--- START ---
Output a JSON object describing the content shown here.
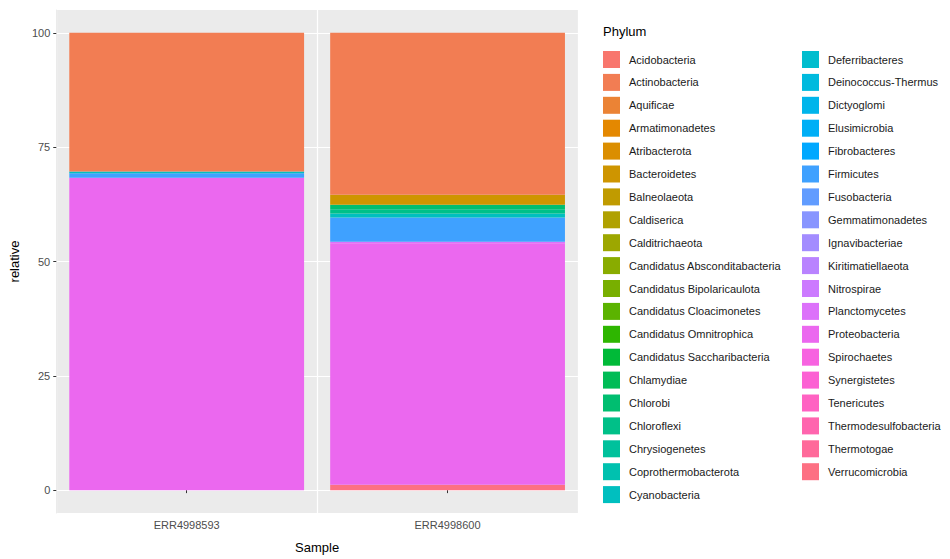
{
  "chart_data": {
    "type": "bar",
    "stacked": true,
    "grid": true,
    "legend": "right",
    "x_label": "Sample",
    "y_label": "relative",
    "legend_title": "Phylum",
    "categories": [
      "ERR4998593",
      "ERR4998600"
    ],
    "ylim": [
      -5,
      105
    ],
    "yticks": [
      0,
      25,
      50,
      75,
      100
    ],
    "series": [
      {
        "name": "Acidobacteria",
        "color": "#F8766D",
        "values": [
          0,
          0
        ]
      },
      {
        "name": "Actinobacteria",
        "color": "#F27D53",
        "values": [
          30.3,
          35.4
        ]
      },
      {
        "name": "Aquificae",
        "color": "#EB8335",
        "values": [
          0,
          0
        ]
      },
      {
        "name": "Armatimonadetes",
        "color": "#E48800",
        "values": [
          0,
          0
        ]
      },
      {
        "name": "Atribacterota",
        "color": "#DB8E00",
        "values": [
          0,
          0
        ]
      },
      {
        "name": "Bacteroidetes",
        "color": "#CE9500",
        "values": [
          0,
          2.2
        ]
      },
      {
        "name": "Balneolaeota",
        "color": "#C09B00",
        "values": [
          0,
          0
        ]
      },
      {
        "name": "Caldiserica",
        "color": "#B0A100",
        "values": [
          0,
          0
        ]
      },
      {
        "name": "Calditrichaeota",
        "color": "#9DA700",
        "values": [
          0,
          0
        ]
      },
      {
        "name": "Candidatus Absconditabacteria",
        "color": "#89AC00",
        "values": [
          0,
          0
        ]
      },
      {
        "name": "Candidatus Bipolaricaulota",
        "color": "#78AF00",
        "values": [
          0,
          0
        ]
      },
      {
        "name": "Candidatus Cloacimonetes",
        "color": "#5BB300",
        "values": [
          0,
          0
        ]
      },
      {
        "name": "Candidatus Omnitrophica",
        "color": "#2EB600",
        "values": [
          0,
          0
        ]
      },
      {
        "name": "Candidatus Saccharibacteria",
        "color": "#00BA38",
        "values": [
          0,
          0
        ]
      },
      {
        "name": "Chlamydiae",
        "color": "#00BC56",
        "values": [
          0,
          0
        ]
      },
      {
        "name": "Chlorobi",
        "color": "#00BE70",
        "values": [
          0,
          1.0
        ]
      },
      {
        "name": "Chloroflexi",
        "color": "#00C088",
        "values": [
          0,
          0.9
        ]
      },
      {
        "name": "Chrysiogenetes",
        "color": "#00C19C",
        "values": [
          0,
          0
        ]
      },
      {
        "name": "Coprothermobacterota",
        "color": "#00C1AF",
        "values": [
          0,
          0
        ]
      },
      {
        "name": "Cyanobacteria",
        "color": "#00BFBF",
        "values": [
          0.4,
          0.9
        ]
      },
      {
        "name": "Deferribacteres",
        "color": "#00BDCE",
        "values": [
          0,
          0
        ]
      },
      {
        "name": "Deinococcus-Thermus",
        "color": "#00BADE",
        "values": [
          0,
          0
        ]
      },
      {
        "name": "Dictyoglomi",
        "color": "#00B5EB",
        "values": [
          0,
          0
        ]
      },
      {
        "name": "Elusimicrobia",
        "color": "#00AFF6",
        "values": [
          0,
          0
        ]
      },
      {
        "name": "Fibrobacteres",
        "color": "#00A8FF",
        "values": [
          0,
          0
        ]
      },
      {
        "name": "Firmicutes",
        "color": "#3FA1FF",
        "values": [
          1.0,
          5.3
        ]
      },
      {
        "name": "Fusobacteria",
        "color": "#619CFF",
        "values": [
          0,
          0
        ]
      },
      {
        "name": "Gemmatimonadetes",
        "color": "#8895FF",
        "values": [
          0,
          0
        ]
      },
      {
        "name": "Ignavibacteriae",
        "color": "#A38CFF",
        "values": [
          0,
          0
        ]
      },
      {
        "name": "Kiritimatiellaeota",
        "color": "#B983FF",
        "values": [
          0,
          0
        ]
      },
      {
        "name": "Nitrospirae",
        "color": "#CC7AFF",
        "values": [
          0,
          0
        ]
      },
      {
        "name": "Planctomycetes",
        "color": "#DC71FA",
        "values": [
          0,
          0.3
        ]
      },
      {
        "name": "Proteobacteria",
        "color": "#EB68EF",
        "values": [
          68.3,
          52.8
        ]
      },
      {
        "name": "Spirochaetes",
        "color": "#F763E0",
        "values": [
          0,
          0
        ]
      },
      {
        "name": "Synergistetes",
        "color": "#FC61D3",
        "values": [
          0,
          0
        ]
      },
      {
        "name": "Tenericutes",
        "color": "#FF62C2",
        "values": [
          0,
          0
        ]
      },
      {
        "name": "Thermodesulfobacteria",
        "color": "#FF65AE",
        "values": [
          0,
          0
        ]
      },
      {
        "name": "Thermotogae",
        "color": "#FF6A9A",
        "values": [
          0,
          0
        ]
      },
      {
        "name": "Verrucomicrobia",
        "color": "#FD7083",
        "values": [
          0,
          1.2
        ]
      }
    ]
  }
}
--- END ---
## The problem
Output the whole of the data, unchanged; keep the pictures out.

## Exercise output
Output a JSON object describing the content shown here.
{
  "chart_data": {
    "type": "bar",
    "stacked": true,
    "grid": true,
    "legend": "right",
    "x_label": "Sample",
    "y_label": "relative",
    "legend_title": "Phylum",
    "categories": [
      "ERR4998593",
      "ERR4998600"
    ],
    "ylim": [
      -5,
      105
    ],
    "yticks": [
      0,
      25,
      50,
      75,
      100
    ],
    "series": [
      {
        "name": "Acidobacteria",
        "color": "#F8766D",
        "values": [
          0,
          0
        ]
      },
      {
        "name": "Actinobacteria",
        "color": "#F27D53",
        "values": [
          30.3,
          35.4
        ]
      },
      {
        "name": "Aquificae",
        "color": "#EB8335",
        "values": [
          0,
          0
        ]
      },
      {
        "name": "Armatimonadetes",
        "color": "#E48800",
        "values": [
          0,
          0
        ]
      },
      {
        "name": "Atribacterota",
        "color": "#DB8E00",
        "values": [
          0,
          0
        ]
      },
      {
        "name": "Bacteroidetes",
        "color": "#CE9500",
        "values": [
          0,
          2.2
        ]
      },
      {
        "name": "Balneolaeota",
        "color": "#C09B00",
        "values": [
          0,
          0
        ]
      },
      {
        "name": "Caldiserica",
        "color": "#B0A100",
        "values": [
          0,
          0
        ]
      },
      {
        "name": "Calditrichaeota",
        "color": "#9DA700",
        "values": [
          0,
          0
        ]
      },
      {
        "name": "Candidatus Absconditabacteria",
        "color": "#89AC00",
        "values": [
          0,
          0
        ]
      },
      {
        "name": "Candidatus Bipolaricaulota",
        "color": "#78AF00",
        "values": [
          0,
          0
        ]
      },
      {
        "name": "Candidatus Cloacimonetes",
        "color": "#5BB300",
        "values": [
          0,
          0
        ]
      },
      {
        "name": "Candidatus Omnitrophica",
        "color": "#2EB600",
        "values": [
          0,
          0
        ]
      },
      {
        "name": "Candidatus Saccharibacteria",
        "color": "#00BA38",
        "values": [
          0,
          0
        ]
      },
      {
        "name": "Chlamydiae",
        "color": "#00BC56",
        "values": [
          0,
          0
        ]
      },
      {
        "name": "Chlorobi",
        "color": "#00BE70",
        "values": [
          0,
          1.0
        ]
      },
      {
        "name": "Chloroflexi",
        "color": "#00C088",
        "values": [
          0,
          0.9
        ]
      },
      {
        "name": "Chrysiogenetes",
        "color": "#00C19C",
        "values": [
          0,
          0
        ]
      },
      {
        "name": "Coprothermobacterota",
        "color": "#00C1AF",
        "values": [
          0,
          0
        ]
      },
      {
        "name": "Cyanobacteria",
        "color": "#00BFBF",
        "values": [
          0.4,
          0.9
        ]
      },
      {
        "name": "Deferribacteres",
        "color": "#00BDCE",
        "values": [
          0,
          0
        ]
      },
      {
        "name": "Deinococcus-Thermus",
        "color": "#00BADE",
        "values": [
          0,
          0
        ]
      },
      {
        "name": "Dictyoglomi",
        "color": "#00B5EB",
        "values": [
          0,
          0
        ]
      },
      {
        "name": "Elusimicrobia",
        "color": "#00AFF6",
        "values": [
          0,
          0
        ]
      },
      {
        "name": "Fibrobacteres",
        "color": "#00A8FF",
        "values": [
          0,
          0
        ]
      },
      {
        "name": "Firmicutes",
        "color": "#3FA1FF",
        "values": [
          1.0,
          5.3
        ]
      },
      {
        "name": "Fusobacteria",
        "color": "#619CFF",
        "values": [
          0,
          0
        ]
      },
      {
        "name": "Gemmatimonadetes",
        "color": "#8895FF",
        "values": [
          0,
          0
        ]
      },
      {
        "name": "Ignavibacteriae",
        "color": "#A38CFF",
        "values": [
          0,
          0
        ]
      },
      {
        "name": "Kiritimatiellaeota",
        "color": "#B983FF",
        "values": [
          0,
          0
        ]
      },
      {
        "name": "Nitrospirae",
        "color": "#CC7AFF",
        "values": [
          0,
          0
        ]
      },
      {
        "name": "Planctomycetes",
        "color": "#DC71FA",
        "values": [
          0,
          0.3
        ]
      },
      {
        "name": "Proteobacteria",
        "color": "#EB68EF",
        "values": [
          68.3,
          52.8
        ]
      },
      {
        "name": "Spirochaetes",
        "color": "#F763E0",
        "values": [
          0,
          0
        ]
      },
      {
        "name": "Synergistetes",
        "color": "#FC61D3",
        "values": [
          0,
          0
        ]
      },
      {
        "name": "Tenericutes",
        "color": "#FF62C2",
        "values": [
          0,
          0
        ]
      },
      {
        "name": "Thermodesulfobacteria",
        "color": "#FF65AE",
        "values": [
          0,
          0
        ]
      },
      {
        "name": "Thermotogae",
        "color": "#FF6A9A",
        "values": [
          0,
          0
        ]
      },
      {
        "name": "Verrucomicrobia",
        "color": "#FD7083",
        "values": [
          0,
          1.2
        ]
      }
    ]
  }
}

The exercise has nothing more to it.